• **Dataset**:
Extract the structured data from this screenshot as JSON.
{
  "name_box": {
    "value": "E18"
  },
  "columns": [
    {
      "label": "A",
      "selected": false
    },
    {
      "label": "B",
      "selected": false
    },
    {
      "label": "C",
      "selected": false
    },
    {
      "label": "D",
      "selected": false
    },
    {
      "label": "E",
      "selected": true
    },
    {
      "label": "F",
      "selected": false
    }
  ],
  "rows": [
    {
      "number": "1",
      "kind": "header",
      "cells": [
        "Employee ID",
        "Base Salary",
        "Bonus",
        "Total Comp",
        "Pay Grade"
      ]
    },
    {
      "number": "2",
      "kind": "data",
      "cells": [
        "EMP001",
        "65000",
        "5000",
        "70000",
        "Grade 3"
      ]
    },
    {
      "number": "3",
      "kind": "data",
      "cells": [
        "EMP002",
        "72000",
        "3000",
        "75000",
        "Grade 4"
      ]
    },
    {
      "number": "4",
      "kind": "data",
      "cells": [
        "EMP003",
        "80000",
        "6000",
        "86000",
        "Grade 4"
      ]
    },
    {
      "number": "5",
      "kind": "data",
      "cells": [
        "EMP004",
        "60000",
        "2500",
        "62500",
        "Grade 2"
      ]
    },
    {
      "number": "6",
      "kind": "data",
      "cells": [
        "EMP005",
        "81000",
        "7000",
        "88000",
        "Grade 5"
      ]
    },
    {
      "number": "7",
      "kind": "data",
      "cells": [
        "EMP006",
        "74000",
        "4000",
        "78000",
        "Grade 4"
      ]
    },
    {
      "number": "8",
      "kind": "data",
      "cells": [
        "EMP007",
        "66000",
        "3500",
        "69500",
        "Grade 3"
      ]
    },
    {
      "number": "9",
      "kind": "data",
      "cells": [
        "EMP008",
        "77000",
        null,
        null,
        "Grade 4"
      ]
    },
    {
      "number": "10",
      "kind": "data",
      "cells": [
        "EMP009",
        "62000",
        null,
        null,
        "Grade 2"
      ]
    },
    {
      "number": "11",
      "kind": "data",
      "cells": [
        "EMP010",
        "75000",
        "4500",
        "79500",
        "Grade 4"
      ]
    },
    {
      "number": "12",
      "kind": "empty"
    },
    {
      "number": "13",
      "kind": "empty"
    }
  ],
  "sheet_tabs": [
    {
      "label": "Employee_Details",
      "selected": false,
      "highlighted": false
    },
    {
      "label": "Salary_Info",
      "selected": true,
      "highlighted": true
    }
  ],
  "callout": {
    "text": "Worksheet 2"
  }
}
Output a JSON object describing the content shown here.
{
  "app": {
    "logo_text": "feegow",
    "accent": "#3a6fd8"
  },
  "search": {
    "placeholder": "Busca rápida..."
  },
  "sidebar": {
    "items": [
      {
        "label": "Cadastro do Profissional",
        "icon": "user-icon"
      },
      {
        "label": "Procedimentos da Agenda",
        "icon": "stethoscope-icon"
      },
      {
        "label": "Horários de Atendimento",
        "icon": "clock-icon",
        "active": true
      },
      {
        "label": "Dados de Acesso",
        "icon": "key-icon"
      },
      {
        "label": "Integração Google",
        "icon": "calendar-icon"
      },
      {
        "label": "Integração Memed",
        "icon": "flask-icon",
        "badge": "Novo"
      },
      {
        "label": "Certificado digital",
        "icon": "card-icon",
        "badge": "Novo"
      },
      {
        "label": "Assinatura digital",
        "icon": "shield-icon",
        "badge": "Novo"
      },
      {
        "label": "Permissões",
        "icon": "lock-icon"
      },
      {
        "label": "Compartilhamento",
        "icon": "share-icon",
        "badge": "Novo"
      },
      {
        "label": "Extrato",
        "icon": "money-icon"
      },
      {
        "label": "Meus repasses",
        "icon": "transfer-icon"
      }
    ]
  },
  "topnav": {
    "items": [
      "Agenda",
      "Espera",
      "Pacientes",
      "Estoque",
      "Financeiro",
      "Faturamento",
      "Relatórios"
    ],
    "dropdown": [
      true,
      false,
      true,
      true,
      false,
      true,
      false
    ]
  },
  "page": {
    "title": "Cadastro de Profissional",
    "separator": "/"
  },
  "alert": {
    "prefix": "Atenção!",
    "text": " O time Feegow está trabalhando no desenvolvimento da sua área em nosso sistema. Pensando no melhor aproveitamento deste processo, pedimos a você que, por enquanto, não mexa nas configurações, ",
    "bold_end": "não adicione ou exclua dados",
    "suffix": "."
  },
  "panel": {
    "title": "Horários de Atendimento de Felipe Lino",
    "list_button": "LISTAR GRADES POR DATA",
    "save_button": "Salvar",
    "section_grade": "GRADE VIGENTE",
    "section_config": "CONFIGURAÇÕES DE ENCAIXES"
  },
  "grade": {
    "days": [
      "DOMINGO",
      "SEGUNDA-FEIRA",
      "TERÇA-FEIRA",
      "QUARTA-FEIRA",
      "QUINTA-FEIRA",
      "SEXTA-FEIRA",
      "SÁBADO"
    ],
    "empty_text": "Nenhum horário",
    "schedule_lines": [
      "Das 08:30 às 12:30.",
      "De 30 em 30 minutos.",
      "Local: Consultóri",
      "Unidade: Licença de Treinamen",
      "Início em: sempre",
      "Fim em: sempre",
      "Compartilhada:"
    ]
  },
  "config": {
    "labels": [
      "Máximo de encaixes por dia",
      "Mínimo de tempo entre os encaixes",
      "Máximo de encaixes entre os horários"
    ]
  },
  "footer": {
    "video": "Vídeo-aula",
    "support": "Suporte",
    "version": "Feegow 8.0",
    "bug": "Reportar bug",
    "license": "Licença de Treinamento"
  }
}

• **Task to carry out**:
Work through the data and report how many of its lines hold the word "entre", giving only the figure.

• **Solution for this task**:
2